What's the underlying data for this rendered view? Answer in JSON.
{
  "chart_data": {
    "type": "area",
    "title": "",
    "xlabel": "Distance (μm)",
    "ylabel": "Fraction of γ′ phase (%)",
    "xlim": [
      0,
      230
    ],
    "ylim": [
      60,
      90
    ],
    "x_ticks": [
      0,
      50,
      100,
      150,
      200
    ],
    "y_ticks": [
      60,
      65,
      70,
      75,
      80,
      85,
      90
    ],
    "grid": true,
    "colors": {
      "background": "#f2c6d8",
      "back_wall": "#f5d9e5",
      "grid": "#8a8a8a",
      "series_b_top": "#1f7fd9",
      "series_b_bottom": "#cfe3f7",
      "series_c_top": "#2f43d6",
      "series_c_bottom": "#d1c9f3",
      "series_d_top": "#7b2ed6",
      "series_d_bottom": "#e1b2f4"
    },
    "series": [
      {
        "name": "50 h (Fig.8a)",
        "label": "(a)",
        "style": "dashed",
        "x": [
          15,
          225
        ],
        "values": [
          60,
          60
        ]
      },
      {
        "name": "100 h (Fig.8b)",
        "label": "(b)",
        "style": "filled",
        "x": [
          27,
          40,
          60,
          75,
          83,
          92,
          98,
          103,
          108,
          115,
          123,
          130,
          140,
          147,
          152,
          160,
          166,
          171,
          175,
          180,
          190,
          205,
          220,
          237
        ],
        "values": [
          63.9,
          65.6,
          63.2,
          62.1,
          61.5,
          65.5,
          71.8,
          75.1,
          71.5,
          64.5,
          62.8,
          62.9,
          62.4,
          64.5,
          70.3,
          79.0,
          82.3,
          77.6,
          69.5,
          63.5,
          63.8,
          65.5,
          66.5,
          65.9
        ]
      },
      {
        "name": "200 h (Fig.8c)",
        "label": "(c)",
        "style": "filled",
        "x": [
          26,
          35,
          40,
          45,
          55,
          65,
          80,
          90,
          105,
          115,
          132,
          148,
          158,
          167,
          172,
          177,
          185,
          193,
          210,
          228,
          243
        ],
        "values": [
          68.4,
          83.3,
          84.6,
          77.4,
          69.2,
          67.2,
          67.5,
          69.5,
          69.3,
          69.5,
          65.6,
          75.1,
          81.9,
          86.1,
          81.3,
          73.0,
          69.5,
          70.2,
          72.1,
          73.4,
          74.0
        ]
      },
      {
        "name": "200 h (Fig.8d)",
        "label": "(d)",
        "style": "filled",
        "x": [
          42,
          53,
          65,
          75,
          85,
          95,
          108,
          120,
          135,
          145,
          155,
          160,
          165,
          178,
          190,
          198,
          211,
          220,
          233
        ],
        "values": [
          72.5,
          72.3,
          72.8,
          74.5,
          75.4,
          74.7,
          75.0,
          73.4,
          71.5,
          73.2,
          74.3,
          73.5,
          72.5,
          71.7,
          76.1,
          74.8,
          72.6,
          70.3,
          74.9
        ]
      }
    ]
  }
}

• • • • •

WHAT YOU HAVE TO DO: Transcribe the entire listing above precisely.

RESPONSE TO THIS TASK:
What's the underlying data for this rendered view? Answer in JSON.
{
  "chart_data": {
    "type": "area",
    "title": "",
    "xlabel": "Distance (μm)",
    "ylabel": "Fraction of γ′ phase (%)",
    "xlim": [
      0,
      230
    ],
    "ylim": [
      60,
      90
    ],
    "x_ticks": [
      0,
      50,
      100,
      150,
      200
    ],
    "y_ticks": [
      60,
      65,
      70,
      75,
      80,
      85,
      90
    ],
    "grid": true,
    "colors": {
      "background": "#f2c6d8",
      "back_wall": "#f5d9e5",
      "grid": "#8a8a8a",
      "series_b_top": "#1f7fd9",
      "series_b_bottom": "#cfe3f7",
      "series_c_top": "#2f43d6",
      "series_c_bottom": "#d1c9f3",
      "series_d_top": "#7b2ed6",
      "series_d_bottom": "#e1b2f4"
    },
    "series": [
      {
        "name": "50 h (Fig.8a)",
        "label": "(a)",
        "style": "dashed",
        "x": [
          15,
          225
        ],
        "values": [
          60,
          60
        ]
      },
      {
        "name": "100 h (Fig.8b)",
        "label": "(b)",
        "style": "filled",
        "x": [
          27,
          40,
          60,
          75,
          83,
          92,
          98,
          103,
          108,
          115,
          123,
          130,
          140,
          147,
          152,
          160,
          166,
          171,
          175,
          180,
          190,
          205,
          220,
          237
        ],
        "values": [
          63.9,
          65.6,
          63.2,
          62.1,
          61.5,
          65.5,
          71.8,
          75.1,
          71.5,
          64.5,
          62.8,
          62.9,
          62.4,
          64.5,
          70.3,
          79.0,
          82.3,
          77.6,
          69.5,
          63.5,
          63.8,
          65.5,
          66.5,
          65.9
        ]
      },
      {
        "name": "200 h (Fig.8c)",
        "label": "(c)",
        "style": "filled",
        "x": [
          26,
          35,
          40,
          45,
          55,
          65,
          80,
          90,
          105,
          115,
          132,
          148,
          158,
          167,
          172,
          177,
          185,
          193,
          210,
          228,
          243
        ],
        "values": [
          68.4,
          83.3,
          84.6,
          77.4,
          69.2,
          67.2,
          67.5,
          69.5,
          69.3,
          69.5,
          65.6,
          75.1,
          81.9,
          86.1,
          81.3,
          73.0,
          69.5,
          70.2,
          72.1,
          73.4,
          74.0
        ]
      },
      {
        "name": "200 h (Fig.8d)",
        "label": "(d)",
        "style": "filled",
        "x": [
          42,
          53,
          65,
          75,
          85,
          95,
          108,
          120,
          135,
          145,
          155,
          160,
          165,
          178,
          190,
          198,
          211,
          220,
          233
        ],
        "values": [
          72.5,
          72.3,
          72.8,
          74.5,
          75.4,
          74.7,
          75.0,
          73.4,
          71.5,
          73.2,
          74.3,
          73.5,
          72.5,
          71.7,
          76.1,
          74.8,
          72.6,
          70.3,
          74.9
        ]
      }
    ]
  }
}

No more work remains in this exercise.